**Task to carry out:** From the entries provided below, copy each line that contains the word "ЗДАНИЙ".

**Dataset excerpts:**

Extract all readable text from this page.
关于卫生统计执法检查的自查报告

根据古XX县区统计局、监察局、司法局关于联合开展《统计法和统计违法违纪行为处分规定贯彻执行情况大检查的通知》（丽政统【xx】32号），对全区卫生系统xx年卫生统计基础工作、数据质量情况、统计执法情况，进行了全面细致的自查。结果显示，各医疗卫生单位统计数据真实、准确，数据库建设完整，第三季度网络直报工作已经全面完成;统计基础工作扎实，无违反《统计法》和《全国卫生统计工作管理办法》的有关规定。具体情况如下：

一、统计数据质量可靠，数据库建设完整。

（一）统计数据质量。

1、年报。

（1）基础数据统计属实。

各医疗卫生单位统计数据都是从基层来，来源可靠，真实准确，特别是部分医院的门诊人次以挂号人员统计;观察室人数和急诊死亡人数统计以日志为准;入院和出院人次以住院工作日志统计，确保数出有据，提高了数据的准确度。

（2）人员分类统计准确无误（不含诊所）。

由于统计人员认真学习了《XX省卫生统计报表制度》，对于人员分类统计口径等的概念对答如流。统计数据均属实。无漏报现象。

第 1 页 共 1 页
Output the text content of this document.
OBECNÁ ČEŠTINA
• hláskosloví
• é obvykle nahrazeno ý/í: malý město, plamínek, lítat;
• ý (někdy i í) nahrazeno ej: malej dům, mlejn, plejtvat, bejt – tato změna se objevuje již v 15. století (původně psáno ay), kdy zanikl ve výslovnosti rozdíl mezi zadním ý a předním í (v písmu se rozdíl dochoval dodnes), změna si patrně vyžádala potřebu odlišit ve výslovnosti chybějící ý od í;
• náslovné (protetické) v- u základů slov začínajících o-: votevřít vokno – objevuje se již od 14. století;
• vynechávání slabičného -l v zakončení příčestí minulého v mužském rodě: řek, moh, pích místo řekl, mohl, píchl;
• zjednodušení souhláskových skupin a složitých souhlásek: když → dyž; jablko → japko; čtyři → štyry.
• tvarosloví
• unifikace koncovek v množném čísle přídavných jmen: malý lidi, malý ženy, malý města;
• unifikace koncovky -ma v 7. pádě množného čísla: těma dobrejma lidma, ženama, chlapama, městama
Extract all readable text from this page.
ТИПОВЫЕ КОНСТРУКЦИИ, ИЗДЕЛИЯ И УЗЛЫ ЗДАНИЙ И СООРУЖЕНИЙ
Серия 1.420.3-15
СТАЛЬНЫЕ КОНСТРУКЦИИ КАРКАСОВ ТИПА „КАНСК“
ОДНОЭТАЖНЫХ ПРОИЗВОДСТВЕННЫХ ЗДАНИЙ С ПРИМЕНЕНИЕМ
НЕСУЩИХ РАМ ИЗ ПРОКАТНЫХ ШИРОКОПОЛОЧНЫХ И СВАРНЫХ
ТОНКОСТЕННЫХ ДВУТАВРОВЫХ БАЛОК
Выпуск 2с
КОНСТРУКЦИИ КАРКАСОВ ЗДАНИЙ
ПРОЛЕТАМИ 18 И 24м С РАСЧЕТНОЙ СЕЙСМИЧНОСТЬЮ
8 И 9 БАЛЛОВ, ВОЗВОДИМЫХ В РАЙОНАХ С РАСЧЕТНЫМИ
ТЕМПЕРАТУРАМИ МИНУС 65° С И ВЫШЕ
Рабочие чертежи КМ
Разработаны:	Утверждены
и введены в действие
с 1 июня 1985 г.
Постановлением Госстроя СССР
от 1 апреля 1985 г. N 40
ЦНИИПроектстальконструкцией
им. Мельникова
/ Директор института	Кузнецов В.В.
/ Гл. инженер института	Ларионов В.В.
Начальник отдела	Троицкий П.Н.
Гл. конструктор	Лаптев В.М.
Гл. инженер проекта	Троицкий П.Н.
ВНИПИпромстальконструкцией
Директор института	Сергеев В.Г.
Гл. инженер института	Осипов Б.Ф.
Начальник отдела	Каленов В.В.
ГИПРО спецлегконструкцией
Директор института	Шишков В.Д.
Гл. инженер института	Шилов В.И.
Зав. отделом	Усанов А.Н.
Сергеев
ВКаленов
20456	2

**Exercise output:**
ТИПОВЫЕ КОНСТРУКЦИИ, ИЗДЕЛИЯ И УЗЛЫ ЗДАНИЙ И СООРУЖЕНИЙ
ОДНОЭТАЖНЫХ ПРОИЗВОДСТВЕННЫХ ЗДАНИЙ С ПРИМЕНЕНИЕМ
КОНСТРУКЦИИ КАРКАСОВ ЗДАНИЙ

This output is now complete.